• **WHAT IS BEING ASKED**: Copy every line of the items below word for word, leaving out the pictures.

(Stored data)
* * * * * * *
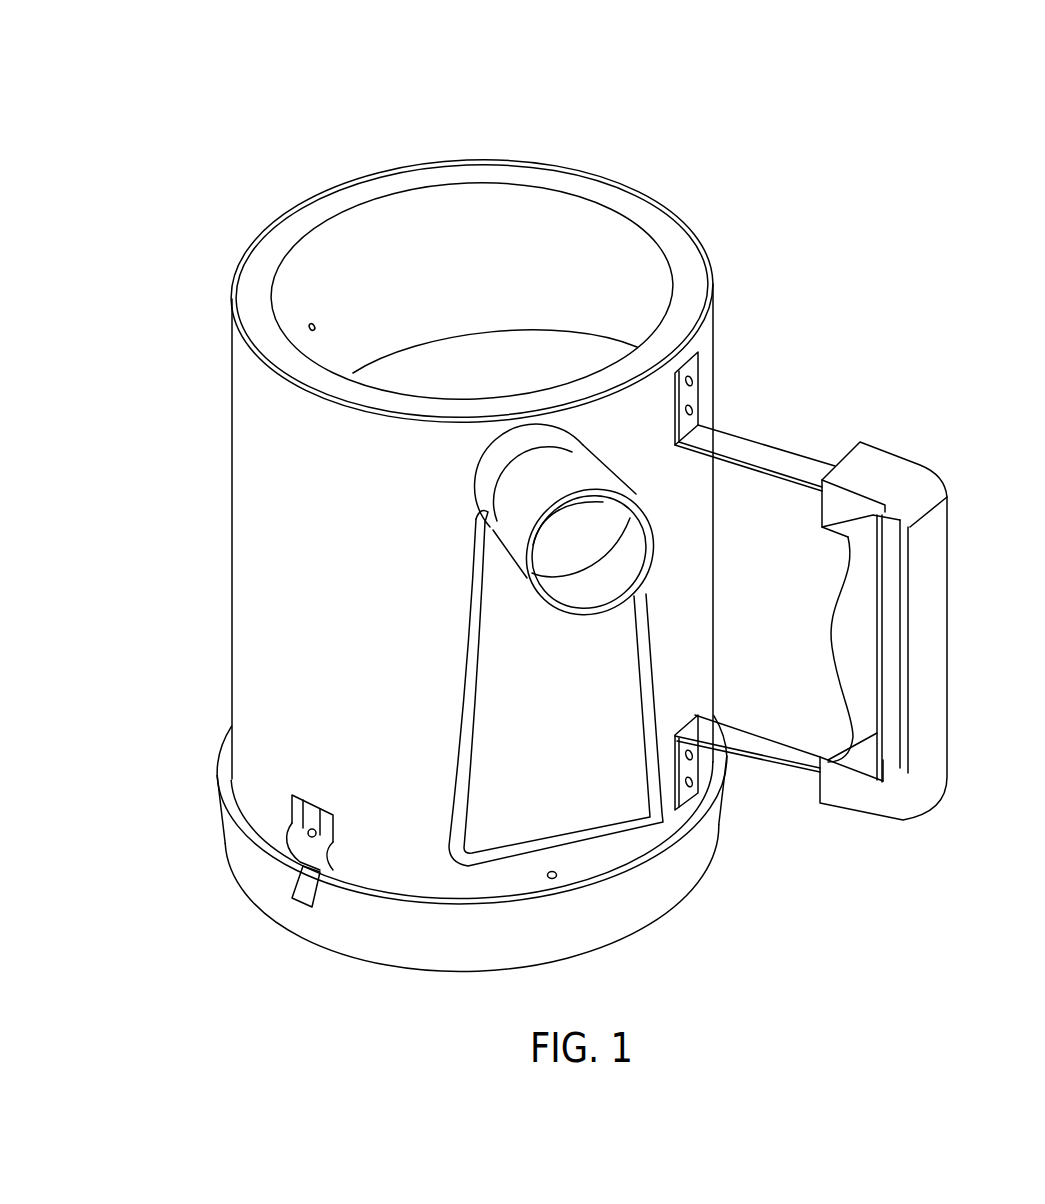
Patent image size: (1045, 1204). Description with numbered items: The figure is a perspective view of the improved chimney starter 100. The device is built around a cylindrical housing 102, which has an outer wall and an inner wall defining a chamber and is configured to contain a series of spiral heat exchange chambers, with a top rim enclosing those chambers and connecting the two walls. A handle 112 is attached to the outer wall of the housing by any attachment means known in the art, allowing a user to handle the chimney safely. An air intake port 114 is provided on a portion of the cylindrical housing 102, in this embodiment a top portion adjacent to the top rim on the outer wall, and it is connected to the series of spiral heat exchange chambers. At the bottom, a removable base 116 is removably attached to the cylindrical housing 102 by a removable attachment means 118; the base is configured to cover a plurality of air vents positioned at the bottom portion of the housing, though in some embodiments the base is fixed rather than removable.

The improved chimney starter 100 is at (147, 130).
The cylindrical housing 102 is at (232, 467).
The handle 112 is at (878, 445).
The air intake port 114 is at (521, 502).
The removable base 116 is at (370, 947).
The removable attachment means 118 is at (292, 823).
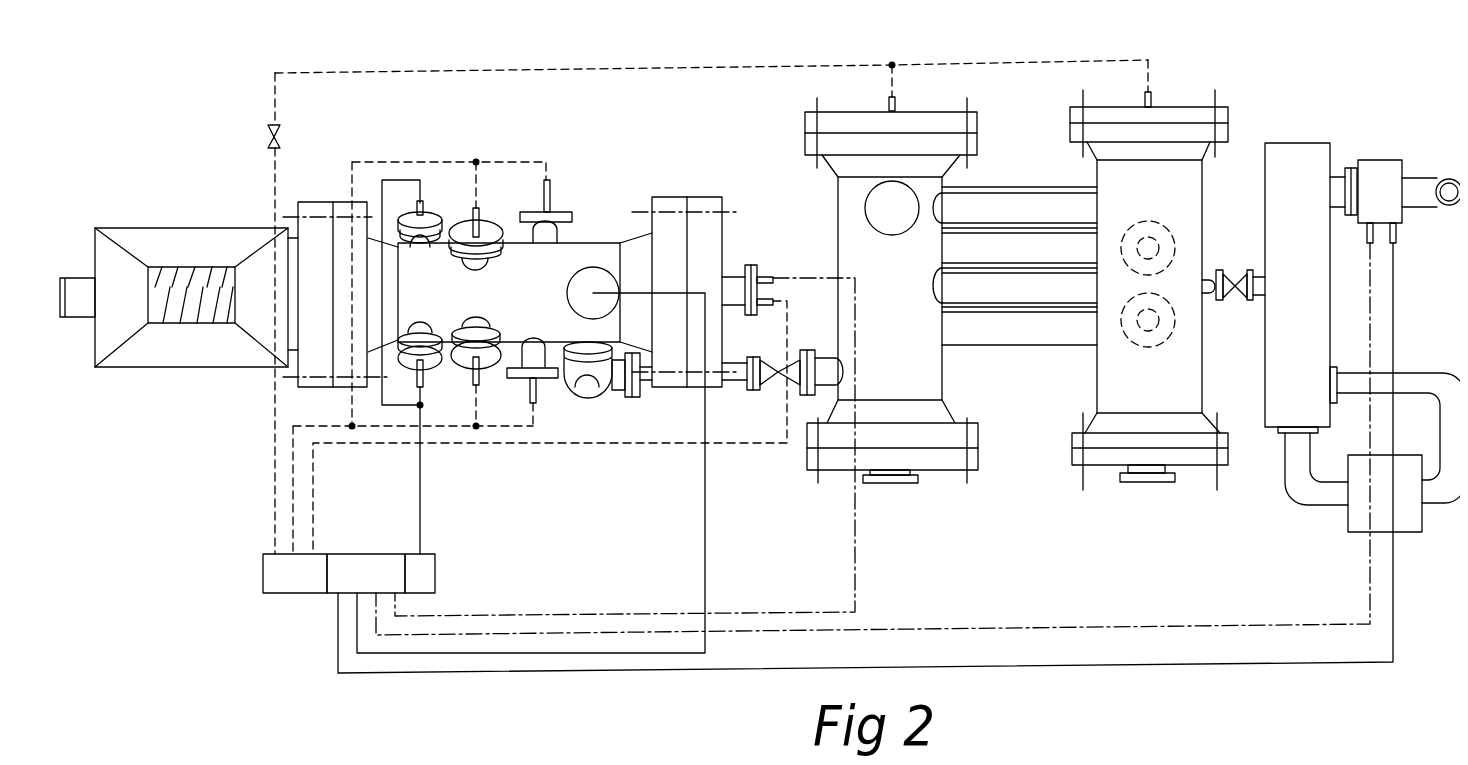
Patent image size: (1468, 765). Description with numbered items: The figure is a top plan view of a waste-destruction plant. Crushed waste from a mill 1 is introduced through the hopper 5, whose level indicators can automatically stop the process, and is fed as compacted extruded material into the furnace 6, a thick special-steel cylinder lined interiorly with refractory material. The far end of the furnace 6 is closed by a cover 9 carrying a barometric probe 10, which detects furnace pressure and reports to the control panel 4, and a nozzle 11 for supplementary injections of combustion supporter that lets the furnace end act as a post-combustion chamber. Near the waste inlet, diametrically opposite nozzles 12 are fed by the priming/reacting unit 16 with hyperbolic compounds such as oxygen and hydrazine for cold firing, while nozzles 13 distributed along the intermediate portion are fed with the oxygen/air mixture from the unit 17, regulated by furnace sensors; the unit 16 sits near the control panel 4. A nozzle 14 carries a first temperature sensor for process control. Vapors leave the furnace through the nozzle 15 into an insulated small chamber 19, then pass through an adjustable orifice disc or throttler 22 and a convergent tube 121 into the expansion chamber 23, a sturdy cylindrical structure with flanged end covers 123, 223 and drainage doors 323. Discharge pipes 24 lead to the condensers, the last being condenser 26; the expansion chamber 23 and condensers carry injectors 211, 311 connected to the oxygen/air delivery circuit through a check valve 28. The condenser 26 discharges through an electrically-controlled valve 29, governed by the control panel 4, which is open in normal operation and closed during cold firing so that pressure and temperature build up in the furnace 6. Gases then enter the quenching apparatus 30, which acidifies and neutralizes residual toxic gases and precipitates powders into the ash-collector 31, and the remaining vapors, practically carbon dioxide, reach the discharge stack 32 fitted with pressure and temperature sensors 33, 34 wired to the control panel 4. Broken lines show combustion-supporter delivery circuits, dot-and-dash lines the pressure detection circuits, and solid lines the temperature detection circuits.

The mill 1 is at (163, 367).
The control panel 4 is at (333, 588).
The hopper 5 is at (170, 240).
The furnace 6 is at (590, 241).
The cover 9 is at (707, 200).
The barometric probe 10 is at (767, 274).
The nozzle 11 is at (768, 308).
The nozzles 12 is at (436, 213).
The nozzles 13 is at (520, 213).
The nozzle 14 is at (567, 293).
The nozzle 15 is at (573, 340).
The priming/reacting unit 16 is at (433, 582).
The unit 17 is at (288, 582).
The small chamber 19 is at (589, 393).
The adjustable orifice disc or throttler 22 is at (749, 384).
The expansion chamber 23 is at (838, 210).
The discharge pipes 24 is at (1058, 346).
The condenser 26 is at (1096, 170).
The check valve 28 is at (267, 128).
The electrically-controlled valve 29 is at (1232, 290).
The quenching apparatus 30 is at (1291, 140).
The ash-collector 31 is at (1347, 523).
The discharge stack 32 is at (1377, 159).
The pressure sensor 33 is at (1368, 241).
The temperature sensor 34 is at (1396, 238).
The convergent tube 121 is at (768, 376).
The flanged end cover 123 is at (975, 112).
The injector 211 is at (889, 100).
The flanged end cover 223 is at (943, 463).
The injector 311 is at (1155, 100).
The drainage doors 323 is at (897, 223).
* * * * * * *
• **RESULT BELOW**:
Patent image size: (1045, 1204). Description with numbered items: The figure is a perspective view of the improved chimney starter 100. The device is built around a cylindrical housing 102, which has an outer wall and an inner wall defining a chamber and is configured to contain a series of spiral heat exchange chambers, with a top rim enclosing those chambers and connecting the two walls. A handle 112 is attached to the outer wall of the housing by any attachment means known in the art, allowing a user to handle the chimney safely. An air intake port 114 is provided on a portion of the cylindrical housing 102, in this embodiment a top portion adjacent to the top rim on the outer wall, and it is connected to the series of spiral heat exchange chambers. At the bottom, a removable base 116 is removably attached to the cylindrical housing 102 by a removable attachment means 118; the base is configured to cover a plurality of air vents positioned at the bottom portion of the housing, though in some embodiments the base is fixed rather than removable.

The improved chimney starter 100 is at (147, 130).
The cylindrical housing 102 is at (232, 467).
The handle 112 is at (878, 445).
The air intake port 114 is at (521, 502).
The removable base 116 is at (370, 947).
The removable attachment means 118 is at (292, 823).
Patent image size: (1468, 765). Description with numbered items: The figure is a top plan view of a waste-destruction plant. Crushed waste from a mill 1 is introduced through the hopper 5, whose level indicators can automatically stop the process, and is fed as compacted extruded material into the furnace 6, a thick special-steel cylinder lined interiorly with refractory material. The far end of the furnace 6 is closed by a cover 9 carrying a barometric probe 10, which detects furnace pressure and reports to the control panel 4, and a nozzle 11 for supplementary injections of combustion supporter that lets the furnace end act as a post-combustion chamber. Near the waste inlet, diametrically opposite nozzles 12 are fed by the priming/reacting unit 16 with hyperbolic compounds such as oxygen and hydrazine for cold firing, while nozzles 13 distributed along the intermediate portion are fed with the oxygen/air mixture from the unit 17, regulated by furnace sensors; the unit 16 sits near the control panel 4. A nozzle 14 carries a first temperature sensor for process control. Vapors leave the furnace through the nozzle 15 into an insulated small chamber 19, then pass through an adjustable orifice disc or throttler 22 and a convergent tube 121 into the expansion chamber 23, a sturdy cylindrical structure with flanged end covers 123, 223 and drainage doors 323. Discharge pipes 24 lead to the condensers, the last being condenser 26; the expansion chamber 23 and condensers carry injectors 211, 311 connected to the oxygen/air delivery circuit through a check valve 28. The condenser 26 discharges through an electrically-controlled valve 29, governed by the control panel 4, which is open in normal operation and closed during cold firing so that pressure and temperature build up in the furnace 6. Gases then enter the quenching apparatus 30, which acidifies and neutralizes residual toxic gases and precipitates powders into the ash-collector 31, and the remaining vapors, practically carbon dioxide, reach the discharge stack 32 fitted with pressure and temperature sensors 33, 34 wired to the control panel 4. Broken lines show combustion-supporter delivery circuits, dot-and-dash lines the pressure detection circuits, and solid lines the temperature detection circuits.

The mill 1 is at (163, 367).
The control panel 4 is at (333, 588).
The hopper 5 is at (170, 240).
The furnace 6 is at (590, 241).
The cover 9 is at (707, 200).
The barometric probe 10 is at (767, 274).
The nozzle 11 is at (768, 308).
The nozzles 12 is at (436, 213).
The nozzles 13 is at (520, 213).
The nozzle 14 is at (567, 293).
The nozzle 15 is at (573, 340).
The priming/reacting unit 16 is at (433, 582).
The unit 17 is at (288, 582).
The small chamber 19 is at (589, 393).
The adjustable orifice disc or throttler 22 is at (749, 384).
The expansion chamber 23 is at (838, 210).
The discharge pipes 24 is at (1058, 346).
The condenser 26 is at (1096, 170).
The check valve 28 is at (267, 128).
The electrically-controlled valve 29 is at (1232, 290).
The quenching apparatus 30 is at (1291, 140).
The ash-collector 31 is at (1347, 523).
The discharge stack 32 is at (1377, 159).
The pressure sensor 33 is at (1368, 241).
The temperature sensor 34 is at (1396, 238).
The convergent tube 121 is at (768, 376).
The flanged end cover 123 is at (975, 112).
The injector 211 is at (889, 100).
The flanged end cover 223 is at (943, 463).
The injector 311 is at (1155, 100).
The drainage doors 323 is at (897, 223).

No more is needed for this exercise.